Quote every line as written. Omit pictures.

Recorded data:
___

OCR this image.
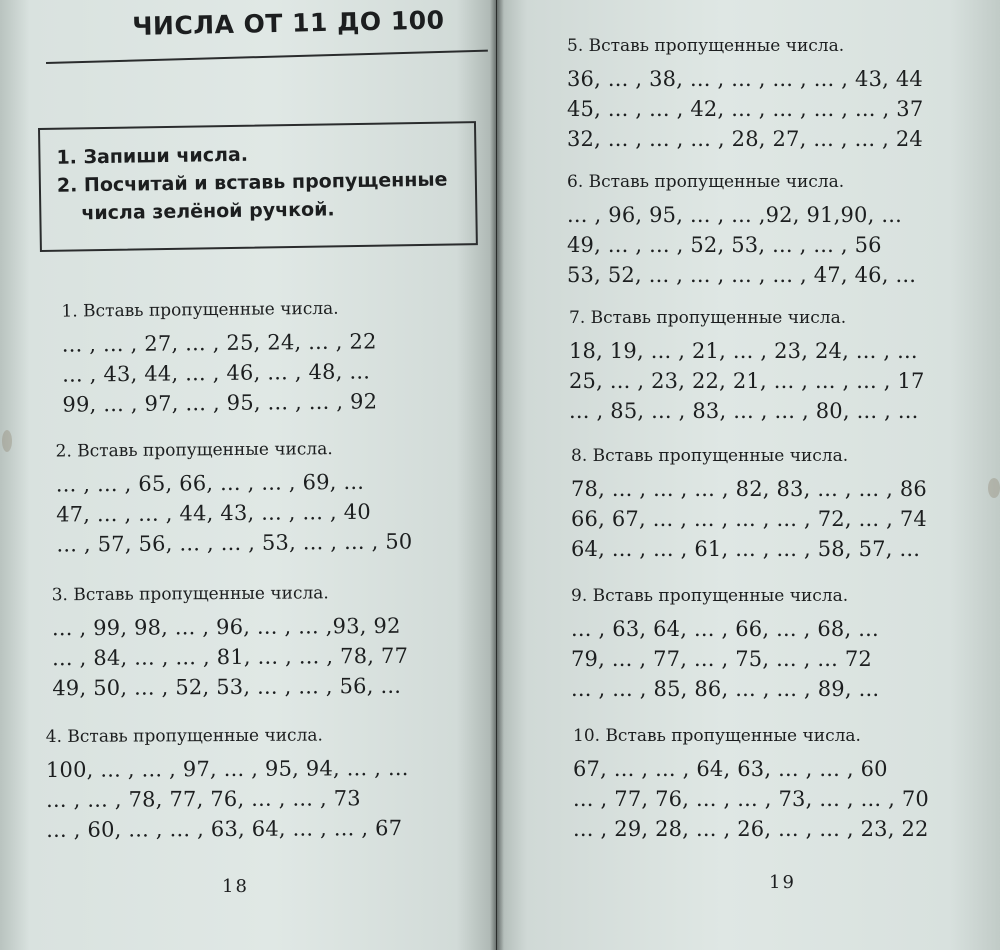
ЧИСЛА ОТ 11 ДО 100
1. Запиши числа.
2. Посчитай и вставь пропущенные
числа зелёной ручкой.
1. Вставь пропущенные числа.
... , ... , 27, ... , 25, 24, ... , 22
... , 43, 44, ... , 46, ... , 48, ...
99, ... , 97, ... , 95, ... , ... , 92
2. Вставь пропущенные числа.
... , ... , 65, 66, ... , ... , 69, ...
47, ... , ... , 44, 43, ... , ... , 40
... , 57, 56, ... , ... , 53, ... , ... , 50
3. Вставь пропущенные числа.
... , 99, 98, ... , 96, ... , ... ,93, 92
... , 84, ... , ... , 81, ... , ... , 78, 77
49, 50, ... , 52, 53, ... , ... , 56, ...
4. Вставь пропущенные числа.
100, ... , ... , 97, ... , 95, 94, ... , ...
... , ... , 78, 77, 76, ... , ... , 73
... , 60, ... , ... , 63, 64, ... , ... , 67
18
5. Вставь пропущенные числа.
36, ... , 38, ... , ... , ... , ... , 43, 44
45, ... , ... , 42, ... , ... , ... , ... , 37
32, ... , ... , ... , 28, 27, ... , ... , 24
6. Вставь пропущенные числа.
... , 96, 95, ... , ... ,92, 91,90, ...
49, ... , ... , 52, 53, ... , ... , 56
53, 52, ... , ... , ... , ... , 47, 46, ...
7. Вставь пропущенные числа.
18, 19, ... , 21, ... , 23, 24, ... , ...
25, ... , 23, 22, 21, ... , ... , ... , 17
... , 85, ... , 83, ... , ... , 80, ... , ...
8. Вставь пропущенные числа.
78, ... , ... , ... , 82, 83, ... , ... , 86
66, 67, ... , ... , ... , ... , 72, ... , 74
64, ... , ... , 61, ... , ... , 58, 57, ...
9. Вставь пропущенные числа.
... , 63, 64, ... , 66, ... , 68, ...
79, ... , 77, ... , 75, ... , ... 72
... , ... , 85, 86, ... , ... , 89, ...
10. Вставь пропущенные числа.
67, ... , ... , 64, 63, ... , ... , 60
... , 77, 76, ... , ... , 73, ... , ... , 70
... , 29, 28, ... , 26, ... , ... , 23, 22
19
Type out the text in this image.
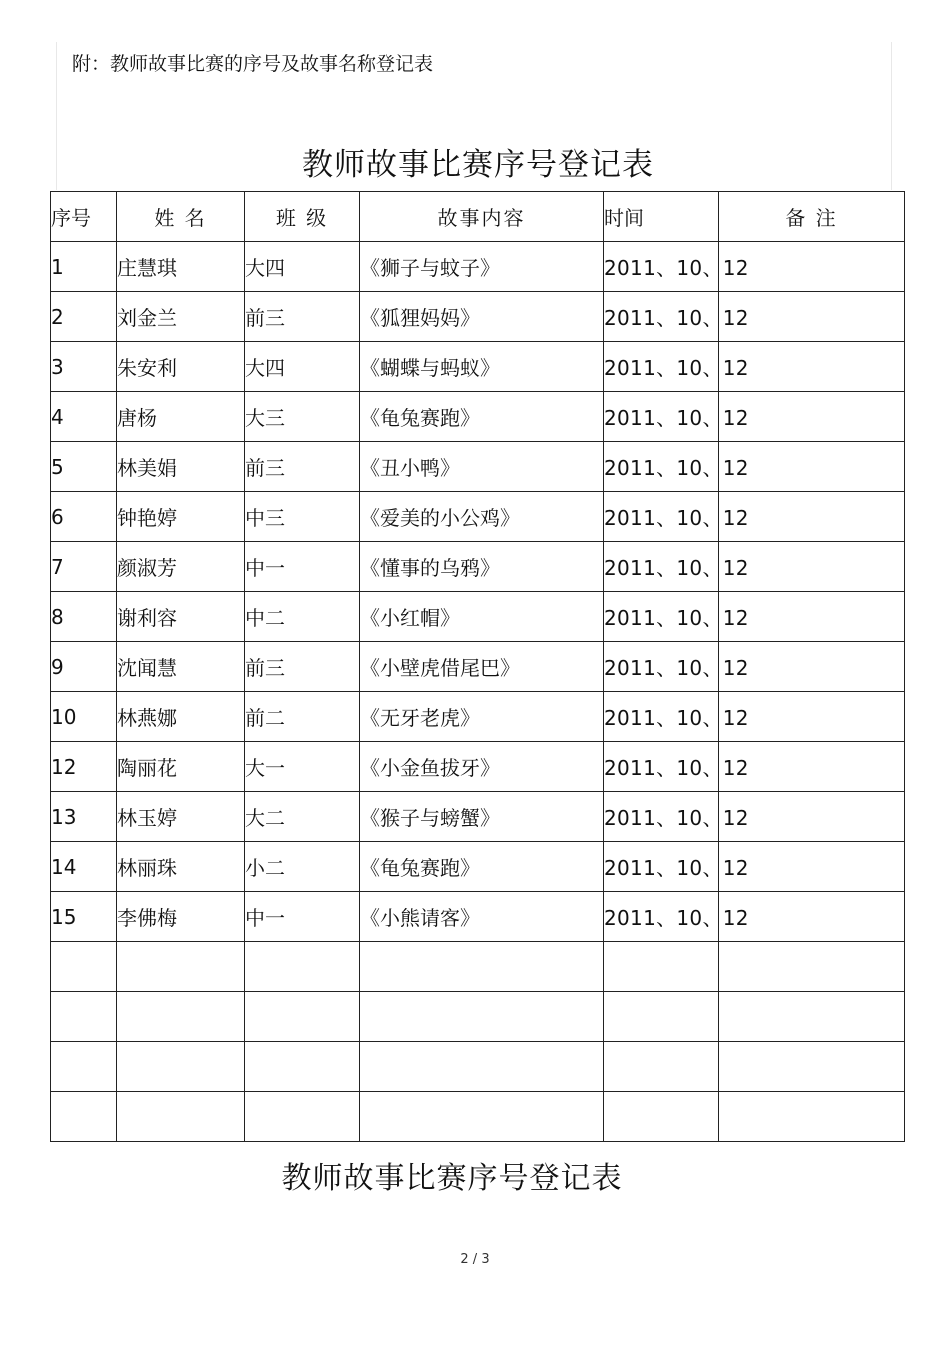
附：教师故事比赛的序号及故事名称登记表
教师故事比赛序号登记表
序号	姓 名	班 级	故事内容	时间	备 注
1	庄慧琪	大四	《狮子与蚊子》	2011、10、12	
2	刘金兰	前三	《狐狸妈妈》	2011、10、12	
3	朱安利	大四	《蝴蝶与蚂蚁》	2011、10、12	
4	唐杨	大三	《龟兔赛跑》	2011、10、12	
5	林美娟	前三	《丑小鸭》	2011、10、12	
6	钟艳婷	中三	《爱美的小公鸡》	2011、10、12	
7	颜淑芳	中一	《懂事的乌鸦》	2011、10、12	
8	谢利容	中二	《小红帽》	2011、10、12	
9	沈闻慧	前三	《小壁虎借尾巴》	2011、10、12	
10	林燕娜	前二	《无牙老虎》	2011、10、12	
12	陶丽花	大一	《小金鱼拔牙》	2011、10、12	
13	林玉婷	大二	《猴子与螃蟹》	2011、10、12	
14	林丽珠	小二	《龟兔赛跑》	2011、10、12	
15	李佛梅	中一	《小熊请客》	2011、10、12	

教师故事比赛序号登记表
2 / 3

___

Result of this exercise:
OCR this image.
ЧИСЛА ОТ 11 ДО 100
1. Запиши числа.
2. Посчитай и вставь пропущенные
числа зелёной ручкой.
1. Вставь пропущенные числа.
... , ... , 27, ... , 25, 24, ... , 22
... , 43, 44, ... , 46, ... , 48, ...
99, ... , 97, ... , 95, ... , ... , 92
2. Вставь пропущенные числа.
... , ... , 65, 66, ... , ... , 69, ...
47, ... , ... , 44, 43, ... , ... , 40
... , 57, 56, ... , ... , 53, ... , ... , 50
3. Вставь пропущенные числа.
... , 99, 98, ... , 96, ... , ... ,93, 92
... , 84, ... , ... , 81, ... , ... , 78, 77
49, 50, ... , 52, 53, ... , ... , 56, ...
4. Вставь пропущенные числа.
100, ... , ... , 97, ... , 95, 94, ... , ...
... , ... , 78, 77, 76, ... , ... , 73
... , 60, ... , ... , 63, 64, ... , ... , 67
18
5. Вставь пропущенные числа.
36, ... , 38, ... , ... , ... , ... , 43, 44
45, ... , ... , 42, ... , ... , ... , ... , 37
32, ... , ... , ... , 28, 27, ... , ... , 24
6. Вставь пропущенные числа.
... , 96, 95, ... , ... ,92, 91,90, ...
49, ... , ... , 52, 53, ... , ... , 56
53, 52, ... , ... , ... , ... , 47, 46, ...
7. Вставь пропущенные числа.
18, 19, ... , 21, ... , 23, 24, ... , ...
25, ... , 23, 22, 21, ... , ... , ... , 17
... , 85, ... , 83, ... , ... , 80, ... , ...
8. Вставь пропущенные числа.
78, ... , ... , ... , 82, 83, ... , ... , 86
66, 67, ... , ... , ... , ... , 72, ... , 74
64, ... , ... , 61, ... , ... , 58, 57, ...
9. Вставь пропущенные числа.
... , 63, 64, ... , 66, ... , 68, ...
79, ... , 77, ... , 75, ... , ... 72
... , ... , 85, 86, ... , ... , 89, ...
10. Вставь пропущенные числа.
67, ... , ... , 64, 63, ... , ... , 60
... , 77, 76, ... , ... , 73, ... , ... , 70
... , 29, 28, ... , 26, ... , ... , 23, 22
19
Type out the text in this image.
附：教师故事比赛的序号及故事名称登记表
教师故事比赛序号登记表
序号	姓 名	班 级	故事内容	时间	备 注
1	庄慧琪	大四	《狮子与蚊子》	2011、10、12	
2	刘金兰	前三	《狐狸妈妈》	2011、10、12	
3	朱安利	大四	《蝴蝶与蚂蚁》	2011、10、12	
4	唐杨	大三	《龟兔赛跑》	2011、10、12	
5	林美娟	前三	《丑小鸭》	2011、10、12	
6	钟艳婷	中三	《爱美的小公鸡》	2011、10、12	
7	颜淑芳	中一	《懂事的乌鸦》	2011、10、12	
8	谢利容	中二	《小红帽》	2011、10、12	
9	沈闻慧	前三	《小壁虎借尾巴》	2011、10、12	
10	林燕娜	前二	《无牙老虎》	2011、10、12	
12	陶丽花	大一	《小金鱼拔牙》	2011、10、12	
13	林玉婷	大二	《猴子与螃蟹》	2011、10、12	
14	林丽珠	小二	《龟兔赛跑》	2011、10、12	
15	李佛梅	中一	《小熊请客》	2011、10、12	

教师故事比赛序号登记表
2 / 3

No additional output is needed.